• [GOAL] Exactly as they appear, output all of the records. Skip any images.

• [GIVEN ENTRIES]
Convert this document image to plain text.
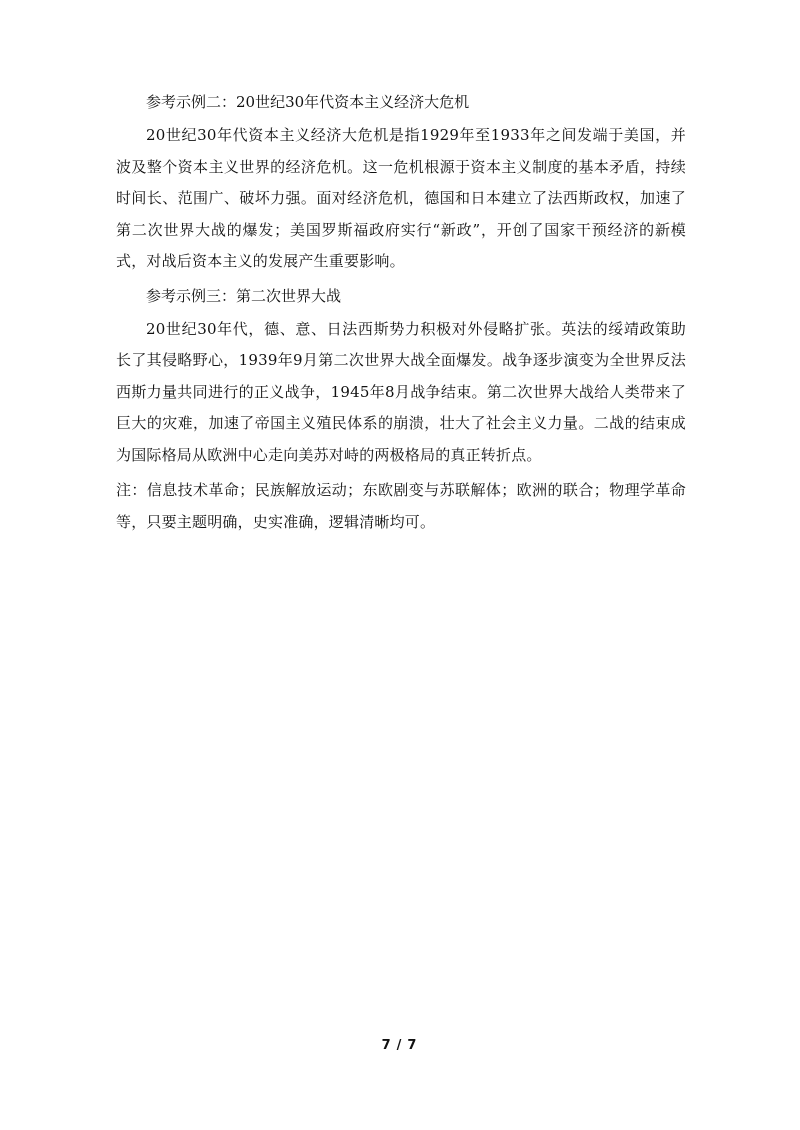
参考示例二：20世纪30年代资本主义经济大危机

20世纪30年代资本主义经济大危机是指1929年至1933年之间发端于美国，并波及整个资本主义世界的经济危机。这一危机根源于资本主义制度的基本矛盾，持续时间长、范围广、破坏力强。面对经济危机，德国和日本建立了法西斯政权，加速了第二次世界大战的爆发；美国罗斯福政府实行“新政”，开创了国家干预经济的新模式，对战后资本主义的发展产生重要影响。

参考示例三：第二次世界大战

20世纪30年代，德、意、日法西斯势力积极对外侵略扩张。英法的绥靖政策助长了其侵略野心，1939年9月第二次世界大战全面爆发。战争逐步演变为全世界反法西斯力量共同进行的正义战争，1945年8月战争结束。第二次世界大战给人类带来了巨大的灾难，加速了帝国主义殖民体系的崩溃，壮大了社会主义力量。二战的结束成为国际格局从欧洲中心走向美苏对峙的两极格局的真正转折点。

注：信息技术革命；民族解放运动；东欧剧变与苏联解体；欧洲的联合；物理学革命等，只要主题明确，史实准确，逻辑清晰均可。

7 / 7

• [EXERCISE RESULT]
Convert this document image to plain text.
参考示例二：20世纪30年代资本主义经济大危机

20世纪30年代资本主义经济大危机是指1929年至1933年之间发端于美国，并波及整个资本主义世界的经济危机。这一危机根源于资本主义制度的基本矛盾，持续时间长、范围广、破坏力强。面对经济危机，德国和日本建立了法西斯政权，加速了第二次世界大战的爆发；美国罗斯福政府实行“新政”，开创了国家干预经济的新模式，对战后资本主义的发展产生重要影响。

参考示例三：第二次世界大战

20世纪30年代，德、意、日法西斯势力积极对外侵略扩张。英法的绥靖政策助长了其侵略野心，1939年9月第二次世界大战全面爆发。战争逐步演变为全世界反法西斯力量共同进行的正义战争，1945年8月战争结束。第二次世界大战给人类带来了巨大的灾难，加速了帝国主义殖民体系的崩溃，壮大了社会主义力量。二战的结束成为国际格局从欧洲中心走向美苏对峙的两极格局的真正转折点。

注：信息技术革命；民族解放运动；东欧剧变与苏联解体；欧洲的联合；物理学革命等，只要主题明确，史实准确，逻辑清晰均可。

7 / 7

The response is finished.